→ **WRITTEN EXERCISE**: Search the entries below. Return every line that has "годы" in it.

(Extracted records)
-- Start --

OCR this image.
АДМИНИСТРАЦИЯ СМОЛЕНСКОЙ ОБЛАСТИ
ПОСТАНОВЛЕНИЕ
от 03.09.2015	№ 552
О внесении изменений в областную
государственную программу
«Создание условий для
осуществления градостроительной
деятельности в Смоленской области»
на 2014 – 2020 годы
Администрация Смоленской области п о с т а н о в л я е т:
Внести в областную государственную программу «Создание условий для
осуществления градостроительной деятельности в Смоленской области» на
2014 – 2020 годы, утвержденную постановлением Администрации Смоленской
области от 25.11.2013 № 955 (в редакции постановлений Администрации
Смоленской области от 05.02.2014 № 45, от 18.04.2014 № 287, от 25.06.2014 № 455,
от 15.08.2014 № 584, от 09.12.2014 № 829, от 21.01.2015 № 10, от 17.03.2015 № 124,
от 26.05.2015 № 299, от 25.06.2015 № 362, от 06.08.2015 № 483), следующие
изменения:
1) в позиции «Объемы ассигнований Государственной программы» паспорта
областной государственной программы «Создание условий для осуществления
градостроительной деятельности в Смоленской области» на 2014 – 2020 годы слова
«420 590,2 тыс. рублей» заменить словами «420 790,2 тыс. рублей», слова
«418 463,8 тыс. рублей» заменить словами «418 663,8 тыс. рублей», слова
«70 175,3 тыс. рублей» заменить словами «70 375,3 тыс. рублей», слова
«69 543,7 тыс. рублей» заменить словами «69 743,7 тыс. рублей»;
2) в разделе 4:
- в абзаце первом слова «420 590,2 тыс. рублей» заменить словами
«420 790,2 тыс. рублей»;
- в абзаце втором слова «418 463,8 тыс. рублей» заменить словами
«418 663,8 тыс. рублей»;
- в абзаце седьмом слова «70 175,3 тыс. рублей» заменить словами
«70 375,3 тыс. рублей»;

-- End --

→ **EXERCISE RESPONSE**:
на 2014 – 2020 годы
2014 – 2020 годы, утвержденную постановлением Администрации Смоленской
градостроительной деятельности в Смоленской области» на 2014 – 2020 годы слова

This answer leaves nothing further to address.